OBJECTIFS:
**a)** Relevez chaque date ou année mentionnée dans l'extrait sur la réforme des commissaires de justice.
**b)** Recopiez mot pour mot le passage de l'extrait qui commence par "Charles : Le" et se poursuit jusqu'à "votre profession ?".

EXTRAIT RETENU:
····················

Commissaires-priseurs + huissier de justice = commissaires de justice ? Que l’on soit bon en maths ou non, il s’agit d’une opération qui mérite que l’on s’y attarde. Artus de Lamberterie et Charles Baboin-Jaubert, commissaires-priseurs chez Audap & Associés nous offrent une lecture décomplexifiée de ce que sera l’avenir des deux métiers dans la nouvelle profession de commissaire de justice entrée en vigueur le 1er juillet 2022.

Quelles sont les conséquences de cette réforme sur le métier de commissaire-priseur et sur l’impact en termes de formation des étudiants ?

Artus : Ce n’est pas la première fois qu’une réforme survient dans notre métier, je pense notamment à la loi du 10 juillet 2000 sur la réglementation des ventes volontaires de meubles aux enchères publiques qui nous a poussés à devenir à la fois des opérateurs de ventes volontaires et des officiers ministériels. Aujourd’hui, c’est encore autre chose. Le commissaire de justice porte la double casquette du commissaire-priseur et de l’huissier de justice. C’est donc l’ouverture de notre métier à une toute autre profession.

Charles : Le recours à l'interprofessionnalité répond à la volonté aujourd’hui de simplifier le droit et les professions. Dans le cas d’une fusion, le changement premier s’opère au niveau des études. Hier, un commissaire-priseur devait obtenir un diplôme de droit et un diplôme d'histoire de l'art. Aujourd’hui, après un master de droit, il devra passer un examen auprès de l’Institut national de formation des commissaires de justice et suivre ensuite une formation théorique et un stage professionnel pendant deux ans.

Comment passe-t-on de commissaire-priseur à commissaire de justice et quels sont les enjeux et les opportunités pour votre profession ?

Artus : L’objectif est de faire fusionner les deux métiers rapidement et efficacement. Les commissaires-priseurs, tout comme les huissiers de justice, ont jusqu’à 2026 pour se former sur leurs nouvelles attributions. Dans cette phase de transition, les formations d’accès à la profession vont être amenées à évoluer pour permettre la meilleure acclimatation possible de part et d’autre. La réalité est que l’on compte aujourd’hui entre 400 et 600 commissaires-priseurs pour plus de 3 000 huissiers. L'enjeu pour nous, anciens commissaires-priseurs judiciaires, est de continuer à se distinguer dans cette profession commune.

····················

DONNÉES FOURNIES:

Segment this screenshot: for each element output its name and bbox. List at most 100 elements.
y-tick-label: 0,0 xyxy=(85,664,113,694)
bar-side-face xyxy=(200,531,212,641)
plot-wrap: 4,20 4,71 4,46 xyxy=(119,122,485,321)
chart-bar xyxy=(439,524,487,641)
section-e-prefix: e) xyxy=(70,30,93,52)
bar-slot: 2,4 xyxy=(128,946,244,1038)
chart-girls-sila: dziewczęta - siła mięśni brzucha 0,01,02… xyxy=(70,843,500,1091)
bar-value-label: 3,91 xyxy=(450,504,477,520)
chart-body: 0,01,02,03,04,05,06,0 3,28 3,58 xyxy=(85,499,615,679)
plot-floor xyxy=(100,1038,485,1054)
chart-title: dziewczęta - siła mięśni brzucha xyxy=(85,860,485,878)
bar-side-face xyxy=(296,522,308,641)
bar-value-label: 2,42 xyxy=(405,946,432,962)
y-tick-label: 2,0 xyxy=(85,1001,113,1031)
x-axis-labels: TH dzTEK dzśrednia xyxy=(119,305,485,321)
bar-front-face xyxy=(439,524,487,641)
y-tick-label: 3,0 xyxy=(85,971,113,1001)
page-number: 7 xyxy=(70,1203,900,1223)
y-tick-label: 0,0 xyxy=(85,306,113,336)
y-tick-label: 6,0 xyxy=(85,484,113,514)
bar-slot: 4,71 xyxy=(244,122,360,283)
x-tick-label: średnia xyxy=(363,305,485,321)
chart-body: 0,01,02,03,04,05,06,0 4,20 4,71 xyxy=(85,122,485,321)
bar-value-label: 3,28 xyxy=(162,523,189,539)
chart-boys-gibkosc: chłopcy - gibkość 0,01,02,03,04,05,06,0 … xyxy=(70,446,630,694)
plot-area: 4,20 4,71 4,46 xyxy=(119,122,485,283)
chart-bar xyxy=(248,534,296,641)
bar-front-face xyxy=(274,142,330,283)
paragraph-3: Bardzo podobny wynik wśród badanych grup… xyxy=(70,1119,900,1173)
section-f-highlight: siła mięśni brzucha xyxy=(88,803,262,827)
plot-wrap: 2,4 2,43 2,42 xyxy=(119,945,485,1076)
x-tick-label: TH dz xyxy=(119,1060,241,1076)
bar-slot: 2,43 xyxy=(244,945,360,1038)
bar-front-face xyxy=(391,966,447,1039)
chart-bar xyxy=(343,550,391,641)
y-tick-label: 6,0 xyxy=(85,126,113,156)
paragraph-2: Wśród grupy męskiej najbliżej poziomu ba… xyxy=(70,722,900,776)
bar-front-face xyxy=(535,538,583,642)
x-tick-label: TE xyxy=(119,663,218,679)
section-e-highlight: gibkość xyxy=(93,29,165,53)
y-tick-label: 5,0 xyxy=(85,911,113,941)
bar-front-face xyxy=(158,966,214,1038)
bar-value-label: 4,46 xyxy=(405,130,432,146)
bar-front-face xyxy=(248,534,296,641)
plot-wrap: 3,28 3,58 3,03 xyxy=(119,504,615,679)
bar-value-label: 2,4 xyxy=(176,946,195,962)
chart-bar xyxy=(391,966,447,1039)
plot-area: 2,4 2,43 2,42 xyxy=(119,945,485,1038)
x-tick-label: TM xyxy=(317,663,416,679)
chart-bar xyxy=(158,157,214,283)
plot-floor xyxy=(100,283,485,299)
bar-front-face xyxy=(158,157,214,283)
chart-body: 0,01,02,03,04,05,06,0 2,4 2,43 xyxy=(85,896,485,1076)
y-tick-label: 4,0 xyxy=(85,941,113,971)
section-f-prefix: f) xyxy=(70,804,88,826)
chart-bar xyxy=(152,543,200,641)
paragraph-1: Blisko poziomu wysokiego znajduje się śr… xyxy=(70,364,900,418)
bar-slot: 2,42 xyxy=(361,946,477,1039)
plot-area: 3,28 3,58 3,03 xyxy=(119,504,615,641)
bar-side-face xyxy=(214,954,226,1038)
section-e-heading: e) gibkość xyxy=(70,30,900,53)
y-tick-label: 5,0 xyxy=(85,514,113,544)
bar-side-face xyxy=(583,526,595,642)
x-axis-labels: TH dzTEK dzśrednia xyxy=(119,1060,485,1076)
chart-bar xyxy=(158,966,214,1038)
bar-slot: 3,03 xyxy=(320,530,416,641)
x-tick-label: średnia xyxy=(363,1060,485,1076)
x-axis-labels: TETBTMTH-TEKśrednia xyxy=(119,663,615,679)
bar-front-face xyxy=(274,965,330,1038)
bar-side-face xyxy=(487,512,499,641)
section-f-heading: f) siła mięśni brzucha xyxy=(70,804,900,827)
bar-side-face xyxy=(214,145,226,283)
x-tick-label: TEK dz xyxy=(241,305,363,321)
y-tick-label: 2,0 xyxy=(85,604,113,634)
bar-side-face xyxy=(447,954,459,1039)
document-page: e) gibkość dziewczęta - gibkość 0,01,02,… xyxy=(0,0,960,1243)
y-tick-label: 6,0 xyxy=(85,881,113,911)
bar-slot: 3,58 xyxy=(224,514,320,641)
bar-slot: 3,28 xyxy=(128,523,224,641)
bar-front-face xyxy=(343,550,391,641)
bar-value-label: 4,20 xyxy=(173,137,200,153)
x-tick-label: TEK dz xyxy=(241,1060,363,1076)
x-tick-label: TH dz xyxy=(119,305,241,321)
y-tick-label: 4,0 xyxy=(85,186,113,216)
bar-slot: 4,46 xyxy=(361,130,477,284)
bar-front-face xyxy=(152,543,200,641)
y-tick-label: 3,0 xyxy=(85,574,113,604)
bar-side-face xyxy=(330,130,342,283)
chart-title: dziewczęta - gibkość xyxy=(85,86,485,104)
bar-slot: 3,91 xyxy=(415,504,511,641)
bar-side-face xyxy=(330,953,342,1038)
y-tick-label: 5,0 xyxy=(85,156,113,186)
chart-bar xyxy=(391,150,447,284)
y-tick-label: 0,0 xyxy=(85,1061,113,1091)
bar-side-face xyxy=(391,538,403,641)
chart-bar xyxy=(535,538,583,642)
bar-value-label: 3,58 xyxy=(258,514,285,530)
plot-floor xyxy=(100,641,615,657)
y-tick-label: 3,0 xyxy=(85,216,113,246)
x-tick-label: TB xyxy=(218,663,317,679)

····················

RÉPONSES:
**a)**
- 1er juillet 2022
- 10 juillet 2000
- 2026

**b)**
Charles : Le recours à l'interprofessionnalité répond à la volonté aujourd’hui de simplifier le droit et les professions. Dans le cas d’une fusion, le changement premier s’opère au niveau des études. Hier, un commissaire-priseur devait obtenir un diplôme de droit et un diplôme d'histoire de l'art. Aujourd’hui, après un master de droit, il devra passer un examen auprès de l’Institut national de formation des commissaires de justice et suivre ensuite une formation théorique et un stage professionnel pendant deux ans.

Comment passe-t-on de commissaire-priseur à commissaire de justice et quels sont les enjeux et les opportunités pour votre profession ?